__What is asked__:
Will you quote all of the entries, word for word?

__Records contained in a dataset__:
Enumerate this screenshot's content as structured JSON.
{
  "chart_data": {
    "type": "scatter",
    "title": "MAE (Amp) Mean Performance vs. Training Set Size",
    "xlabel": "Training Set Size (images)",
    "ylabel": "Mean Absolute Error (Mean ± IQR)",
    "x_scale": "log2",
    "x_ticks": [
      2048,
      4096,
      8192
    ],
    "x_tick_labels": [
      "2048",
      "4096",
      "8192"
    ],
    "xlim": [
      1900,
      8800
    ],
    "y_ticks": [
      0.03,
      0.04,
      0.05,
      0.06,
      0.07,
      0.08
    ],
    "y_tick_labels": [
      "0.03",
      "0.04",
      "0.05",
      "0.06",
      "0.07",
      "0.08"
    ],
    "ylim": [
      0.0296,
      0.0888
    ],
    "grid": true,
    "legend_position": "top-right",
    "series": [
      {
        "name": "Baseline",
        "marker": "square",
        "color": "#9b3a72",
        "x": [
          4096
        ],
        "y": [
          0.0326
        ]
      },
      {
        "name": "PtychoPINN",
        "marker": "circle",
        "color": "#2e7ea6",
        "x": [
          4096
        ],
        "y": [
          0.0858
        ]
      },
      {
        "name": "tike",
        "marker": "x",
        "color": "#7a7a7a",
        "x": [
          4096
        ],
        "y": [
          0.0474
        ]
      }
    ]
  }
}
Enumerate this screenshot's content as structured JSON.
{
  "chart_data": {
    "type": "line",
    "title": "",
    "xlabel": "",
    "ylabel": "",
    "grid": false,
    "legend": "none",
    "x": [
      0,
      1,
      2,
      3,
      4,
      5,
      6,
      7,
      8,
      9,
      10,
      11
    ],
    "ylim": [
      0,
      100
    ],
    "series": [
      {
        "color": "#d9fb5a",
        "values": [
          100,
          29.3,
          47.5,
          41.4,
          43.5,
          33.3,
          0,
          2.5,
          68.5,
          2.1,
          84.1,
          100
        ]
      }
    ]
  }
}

__Exercise answer__:
Enumerate this screenshot's content as structured JSON.
{
  "chart_data": {
    "type": "scatter",
    "title": "MAE (Amp) Mean Performance vs. Training Set Size",
    "xlabel": "Training Set Size (images)",
    "ylabel": "Mean Absolute Error (Mean ± IQR)",
    "x_scale": "log2",
    "x_ticks": [
      2048,
      4096,
      8192
    ],
    "x_tick_labels": [
      "2048",
      "4096",
      "8192"
    ],
    "xlim": [
      1900,
      8800
    ],
    "y_ticks": [
      0.03,
      0.04,
      0.05,
      0.06,
      0.07,
      0.08
    ],
    "y_tick_labels": [
      "0.03",
      "0.04",
      "0.05",
      "0.06",
      "0.07",
      "0.08"
    ],
    "ylim": [
      0.0296,
      0.0888
    ],
    "grid": true,
    "legend_position": "top-right",
    "series": [
      {
        "name": "Baseline",
        "marker": "square",
        "color": "#9b3a72",
        "x": [
          4096
        ],
        "y": [
          0.0326
        ]
      },
      {
        "name": "PtychoPINN",
        "marker": "circle",
        "color": "#2e7ea6",
        "x": [
          4096
        ],
        "y": [
          0.0858
        ]
      },
      {
        "name": "tike",
        "marker": "x",
        "color": "#7a7a7a",
        "x": [
          4096
        ],
        "y": [
          0.0474
        ]
      }
    ]
  }
}
Enumerate this screenshot's content as structured JSON.
{
  "chart_data": {
    "type": "line",
    "title": "",
    "xlabel": "",
    "ylabel": "",
    "grid": false,
    "legend": "none",
    "x": [
      0,
      1,
      2,
      3,
      4,
      5,
      6,
      7,
      8,
      9,
      10,
      11
    ],
    "ylim": [
      0,
      100
    ],
    "series": [
      {
        "color": "#d9fb5a",
        "values": [
          100,
          29.3,
          47.5,
          41.4,
          43.5,
          33.3,
          0,
          2.5,
          68.5,
          2.1,
          84.1,
          100
        ]
      }
    ]
  }
}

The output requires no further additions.